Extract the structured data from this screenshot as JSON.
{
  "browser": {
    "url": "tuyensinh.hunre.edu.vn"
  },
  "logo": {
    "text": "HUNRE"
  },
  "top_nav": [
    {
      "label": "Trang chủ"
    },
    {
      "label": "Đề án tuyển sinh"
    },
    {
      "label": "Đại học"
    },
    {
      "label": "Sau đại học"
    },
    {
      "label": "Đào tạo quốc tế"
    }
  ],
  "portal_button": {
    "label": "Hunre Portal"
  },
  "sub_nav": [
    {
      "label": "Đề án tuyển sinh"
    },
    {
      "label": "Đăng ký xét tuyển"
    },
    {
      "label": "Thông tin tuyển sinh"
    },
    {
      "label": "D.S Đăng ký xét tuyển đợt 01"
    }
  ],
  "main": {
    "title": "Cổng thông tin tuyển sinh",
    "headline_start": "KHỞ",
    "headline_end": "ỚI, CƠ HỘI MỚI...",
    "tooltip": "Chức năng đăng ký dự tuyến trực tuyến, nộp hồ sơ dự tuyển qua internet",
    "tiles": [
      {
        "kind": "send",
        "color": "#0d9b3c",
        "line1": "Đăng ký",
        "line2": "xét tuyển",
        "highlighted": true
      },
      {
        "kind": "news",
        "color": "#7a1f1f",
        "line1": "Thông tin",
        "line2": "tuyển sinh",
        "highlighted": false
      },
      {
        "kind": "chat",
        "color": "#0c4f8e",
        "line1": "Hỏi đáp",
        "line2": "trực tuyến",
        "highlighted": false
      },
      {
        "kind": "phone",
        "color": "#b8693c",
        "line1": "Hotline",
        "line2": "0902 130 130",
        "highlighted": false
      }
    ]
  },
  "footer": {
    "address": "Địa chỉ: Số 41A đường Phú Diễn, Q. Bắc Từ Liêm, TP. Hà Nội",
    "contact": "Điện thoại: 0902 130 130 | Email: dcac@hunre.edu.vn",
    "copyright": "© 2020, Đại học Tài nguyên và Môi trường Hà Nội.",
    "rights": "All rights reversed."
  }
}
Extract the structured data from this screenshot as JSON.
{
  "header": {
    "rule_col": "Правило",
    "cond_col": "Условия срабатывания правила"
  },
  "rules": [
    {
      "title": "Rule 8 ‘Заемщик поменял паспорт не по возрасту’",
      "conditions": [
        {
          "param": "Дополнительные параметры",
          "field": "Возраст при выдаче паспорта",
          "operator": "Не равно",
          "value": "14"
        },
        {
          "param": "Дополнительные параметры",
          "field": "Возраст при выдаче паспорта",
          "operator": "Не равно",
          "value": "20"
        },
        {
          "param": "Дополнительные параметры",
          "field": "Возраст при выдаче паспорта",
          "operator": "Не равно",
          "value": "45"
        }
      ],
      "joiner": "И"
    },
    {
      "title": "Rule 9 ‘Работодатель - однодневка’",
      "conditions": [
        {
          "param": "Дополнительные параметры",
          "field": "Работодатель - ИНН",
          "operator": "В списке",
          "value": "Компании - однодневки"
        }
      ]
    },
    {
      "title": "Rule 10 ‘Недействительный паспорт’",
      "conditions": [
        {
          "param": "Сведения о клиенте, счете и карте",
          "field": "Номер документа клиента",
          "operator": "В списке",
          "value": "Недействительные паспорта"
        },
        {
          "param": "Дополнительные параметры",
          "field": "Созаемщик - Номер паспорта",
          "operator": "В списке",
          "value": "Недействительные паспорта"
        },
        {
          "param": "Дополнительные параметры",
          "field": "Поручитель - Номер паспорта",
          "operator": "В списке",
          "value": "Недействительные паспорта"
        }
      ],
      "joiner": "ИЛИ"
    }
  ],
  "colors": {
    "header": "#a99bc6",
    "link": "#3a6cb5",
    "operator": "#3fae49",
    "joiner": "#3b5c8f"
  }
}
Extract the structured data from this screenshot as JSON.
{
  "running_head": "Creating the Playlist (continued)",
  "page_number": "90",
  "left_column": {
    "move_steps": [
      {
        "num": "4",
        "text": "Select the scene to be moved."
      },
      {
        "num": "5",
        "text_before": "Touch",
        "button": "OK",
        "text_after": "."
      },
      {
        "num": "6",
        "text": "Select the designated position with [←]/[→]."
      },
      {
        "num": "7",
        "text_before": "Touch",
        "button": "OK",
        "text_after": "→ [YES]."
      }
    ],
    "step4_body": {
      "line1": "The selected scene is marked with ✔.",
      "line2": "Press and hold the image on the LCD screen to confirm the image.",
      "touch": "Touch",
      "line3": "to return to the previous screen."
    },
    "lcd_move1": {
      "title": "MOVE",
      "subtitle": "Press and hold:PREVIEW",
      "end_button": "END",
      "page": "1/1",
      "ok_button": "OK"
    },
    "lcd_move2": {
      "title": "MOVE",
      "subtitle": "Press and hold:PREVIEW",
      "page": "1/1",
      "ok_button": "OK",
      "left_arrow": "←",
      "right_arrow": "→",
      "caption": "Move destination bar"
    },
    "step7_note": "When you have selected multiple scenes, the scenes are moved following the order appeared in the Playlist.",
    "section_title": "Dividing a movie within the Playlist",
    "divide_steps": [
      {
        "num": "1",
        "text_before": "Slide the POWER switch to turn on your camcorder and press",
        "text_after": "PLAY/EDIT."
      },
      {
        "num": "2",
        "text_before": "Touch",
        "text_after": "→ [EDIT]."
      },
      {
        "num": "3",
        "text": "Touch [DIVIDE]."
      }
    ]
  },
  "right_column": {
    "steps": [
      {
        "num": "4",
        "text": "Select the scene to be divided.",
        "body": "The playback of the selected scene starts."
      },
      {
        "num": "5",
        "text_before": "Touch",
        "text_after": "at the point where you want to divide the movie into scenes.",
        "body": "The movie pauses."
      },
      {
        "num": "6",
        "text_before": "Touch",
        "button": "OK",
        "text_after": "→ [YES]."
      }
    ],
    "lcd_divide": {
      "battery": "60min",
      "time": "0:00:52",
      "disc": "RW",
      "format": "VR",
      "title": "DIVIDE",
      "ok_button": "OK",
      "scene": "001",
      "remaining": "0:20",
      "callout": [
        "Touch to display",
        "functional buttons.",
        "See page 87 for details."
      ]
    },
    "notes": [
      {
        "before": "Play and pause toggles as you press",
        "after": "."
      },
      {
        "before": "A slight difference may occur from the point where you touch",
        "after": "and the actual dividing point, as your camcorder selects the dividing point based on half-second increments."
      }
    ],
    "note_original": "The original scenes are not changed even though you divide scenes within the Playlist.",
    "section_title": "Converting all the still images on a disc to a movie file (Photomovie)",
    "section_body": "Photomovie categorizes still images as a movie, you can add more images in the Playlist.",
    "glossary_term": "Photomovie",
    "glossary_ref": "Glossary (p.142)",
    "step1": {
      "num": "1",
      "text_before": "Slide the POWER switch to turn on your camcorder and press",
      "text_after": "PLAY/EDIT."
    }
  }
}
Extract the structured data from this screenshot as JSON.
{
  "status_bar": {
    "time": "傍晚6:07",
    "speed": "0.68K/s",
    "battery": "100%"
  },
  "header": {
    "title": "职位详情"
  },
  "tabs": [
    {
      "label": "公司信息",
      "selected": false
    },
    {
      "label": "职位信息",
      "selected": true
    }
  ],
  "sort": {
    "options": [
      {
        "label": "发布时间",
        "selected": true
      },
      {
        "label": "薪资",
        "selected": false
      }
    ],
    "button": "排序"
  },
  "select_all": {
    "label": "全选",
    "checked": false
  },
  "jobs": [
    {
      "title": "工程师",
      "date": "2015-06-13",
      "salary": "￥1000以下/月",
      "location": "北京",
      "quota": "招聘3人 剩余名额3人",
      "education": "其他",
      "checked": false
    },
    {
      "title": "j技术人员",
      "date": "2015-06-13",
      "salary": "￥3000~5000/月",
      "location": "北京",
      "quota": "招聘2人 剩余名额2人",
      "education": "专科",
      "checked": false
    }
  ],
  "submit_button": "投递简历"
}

· · ·

Write the data from above out again, exactly.

▶ [Worked answer]
Extract the structured data from this screenshot as JSON.
{
  "browser": {
    "url": "tuyensinh.hunre.edu.vn"
  },
  "logo": {
    "text": "HUNRE"
  },
  "top_nav": [
    {
      "label": "Trang chủ"
    },
    {
      "label": "Đề án tuyển sinh"
    },
    {
      "label": "Đại học"
    },
    {
      "label": "Sau đại học"
    },
    {
      "label": "Đào tạo quốc tế"
    }
  ],
  "portal_button": {
    "label": "Hunre Portal"
  },
  "sub_nav": [
    {
      "label": "Đề án tuyển sinh"
    },
    {
      "label": "Đăng ký xét tuyển"
    },
    {
      "label": "Thông tin tuyển sinh"
    },
    {
      "label": "D.S Đăng ký xét tuyển đợt 01"
    }
  ],
  "main": {
    "title": "Cổng thông tin tuyển sinh",
    "headline_start": "KHỞ",
    "headline_end": "ỚI, CƠ HỘI MỚI...",
    "tooltip": "Chức năng đăng ký dự tuyến trực tuyến, nộp hồ sơ dự tuyển qua internet",
    "tiles": [
      {
        "kind": "send",
        "color": "#0d9b3c",
        "line1": "Đăng ký",
        "line2": "xét tuyển",
        "highlighted": true
      },
      {
        "kind": "news",
        "color": "#7a1f1f",
        "line1": "Thông tin",
        "line2": "tuyển sinh",
        "highlighted": false
      },
      {
        "kind": "chat",
        "color": "#0c4f8e",
        "line1": "Hỏi đáp",
        "line2": "trực tuyến",
        "highlighted": false
      },
      {
        "kind": "phone",
        "color": "#b8693c",
        "line1": "Hotline",
        "line2": "0902 130 130",
        "highlighted": false
      }
    ]
  },
  "footer": {
    "address": "Địa chỉ: Số 41A đường Phú Diễn, Q. Bắc Từ Liêm, TP. Hà Nội",
    "contact": "Điện thoại: 0902 130 130 | Email: dcac@hunre.edu.vn",
    "copyright": "© 2020, Đại học Tài nguyên và Môi trường Hà Nội.",
    "rights": "All rights reversed."
  }
}
Extract the structured data from this screenshot as JSON.
{
  "header": {
    "rule_col": "Правило",
    "cond_col": "Условия срабатывания правила"
  },
  "rules": [
    {
      "title": "Rule 8 ‘Заемщик поменял паспорт не по возрасту’",
      "conditions": [
        {
          "param": "Дополнительные параметры",
          "field": "Возраст при выдаче паспорта",
          "operator": "Не равно",
          "value": "14"
        },
        {
          "param": "Дополнительные параметры",
          "field": "Возраст при выдаче паспорта",
          "operator": "Не равно",
          "value": "20"
        },
        {
          "param": "Дополнительные параметры",
          "field": "Возраст при выдаче паспорта",
          "operator": "Не равно",
          "value": "45"
        }
      ],
      "joiner": "И"
    },
    {
      "title": "Rule 9 ‘Работодатель - однодневка’",
      "conditions": [
        {
          "param": "Дополнительные параметры",
          "field": "Работодатель - ИНН",
          "operator": "В списке",
          "value": "Компании - однодневки"
        }
      ]
    },
    {
      "title": "Rule 10 ‘Недействительный паспорт’",
      "conditions": [
        {
          "param": "Сведения о клиенте, счете и карте",
          "field": "Номер документа клиента",
          "operator": "В списке",
          "value": "Недействительные паспорта"
        },
        {
          "param": "Дополнительные параметры",
          "field": "Созаемщик - Номер паспорта",
          "operator": "В списке",
          "value": "Недействительные паспорта"
        },
        {
          "param": "Дополнительные параметры",
          "field": "Поручитель - Номер паспорта",
          "operator": "В списке",
          "value": "Недействительные паспорта"
        }
      ],
      "joiner": "ИЛИ"
    }
  ],
  "colors": {
    "header": "#a99bc6",
    "link": "#3a6cb5",
    "operator": "#3fae49",
    "joiner": "#3b5c8f"
  }
}
Extract the structured data from this screenshot as JSON.
{
  "running_head": "Creating the Playlist (continued)",
  "page_number": "90",
  "left_column": {
    "move_steps": [
      {
        "num": "4",
        "text": "Select the scene to be moved."
      },
      {
        "num": "5",
        "text_before": "Touch",
        "button": "OK",
        "text_after": "."
      },
      {
        "num": "6",
        "text": "Select the designated position with [←]/[→]."
      },
      {
        "num": "7",
        "text_before": "Touch",
        "button": "OK",
        "text_after": "→ [YES]."
      }
    ],
    "step4_body": {
      "line1": "The selected scene is marked with ✔.",
      "line2": "Press and hold the image on the LCD screen to confirm the image.",
      "touch": "Touch",
      "line3": "to return to the previous screen."
    },
    "lcd_move1": {
      "title": "MOVE",
      "subtitle": "Press and hold:PREVIEW",
      "end_button": "END",
      "page": "1/1",
      "ok_button": "OK"
    },
    "lcd_move2": {
      "title": "MOVE",
      "subtitle": "Press and hold:PREVIEW",
      "page": "1/1",
      "ok_button": "OK",
      "left_arrow": "←",
      "right_arrow": "→",
      "caption": "Move destination bar"
    },
    "step7_note": "When you have selected multiple scenes, the scenes are moved following the order appeared in the Playlist.",
    "section_title": "Dividing a movie within the Playlist",
    "divide_steps": [
      {
        "num": "1",
        "text_before": "Slide the POWER switch to turn on your camcorder and press",
        "text_after": "PLAY/EDIT."
      },
      {
        "num": "2",
        "text_before": "Touch",
        "text_after": "→ [EDIT]."
      },
      {
        "num": "3",
        "text": "Touch [DIVIDE]."
      }
    ]
  },
  "right_column": {
    "steps": [
      {
        "num": "4",
        "text": "Select the scene to be divided.",
        "body": "The playback of the selected scene starts."
      },
      {
        "num": "5",
        "text_before": "Touch",
        "text_after": "at the point where you want to divide the movie into scenes.",
        "body": "The movie pauses."
      },
      {
        "num": "6",
        "text_before": "Touch",
        "button": "OK",
        "text_after": "→ [YES]."
      }
    ],
    "lcd_divide": {
      "battery": "60min",
      "time": "0:00:52",
      "disc": "RW",
      "format": "VR",
      "title": "DIVIDE",
      "ok_button": "OK",
      "scene": "001",
      "remaining": "0:20",
      "callout": [
        "Touch to display",
        "functional buttons.",
        "See page 87 for details."
      ]
    },
    "notes": [
      {
        "before": "Play and pause toggles as you press",
        "after": "."
      },
      {
        "before": "A slight difference may occur from the point where you touch",
        "after": "and the actual dividing point, as your camcorder selects the dividing point based on half-second increments."
      }
    ],
    "note_original": "The original scenes are not changed even though you divide scenes within the Playlist.",
    "section_title": "Converting all the still images on a disc to a movie file (Photomovie)",
    "section_body": "Photomovie categorizes still images as a movie, you can add more images in the Playlist.",
    "glossary_term": "Photomovie",
    "glossary_ref": "Glossary (p.142)",
    "step1": {
      "num": "1",
      "text_before": "Slide the POWER switch to turn on your camcorder and press",
      "text_after": "PLAY/EDIT."
    }
  }
}
Extract the structured data from this screenshot as JSON.
{
  "status_bar": {
    "time": "傍晚6:07",
    "speed": "0.68K/s",
    "battery": "100%"
  },
  "header": {
    "title": "职位详情"
  },
  "tabs": [
    {
      "label": "公司信息",
      "selected": false
    },
    {
      "label": "职位信息",
      "selected": true
    }
  ],
  "sort": {
    "options": [
      {
        "label": "发布时间",
        "selected": true
      },
      {
        "label": "薪资",
        "selected": false
      }
    ],
    "button": "排序"
  },
  "select_all": {
    "label": "全选",
    "checked": false
  },
  "jobs": [
    {
      "title": "工程师",
      "date": "2015-06-13",
      "salary": "￥1000以下/月",
      "location": "北京",
      "quota": "招聘3人 剩余名额3人",
      "education": "其他",
      "checked": false
    },
    {
      "title": "j技术人员",
      "date": "2015-06-13",
      "salary": "￥3000~5000/月",
      "location": "北京",
      "quota": "招聘2人 剩余名额2人",
      "education": "专科",
      "checked": false
    }
  ],
  "submit_button": "投递简历"
}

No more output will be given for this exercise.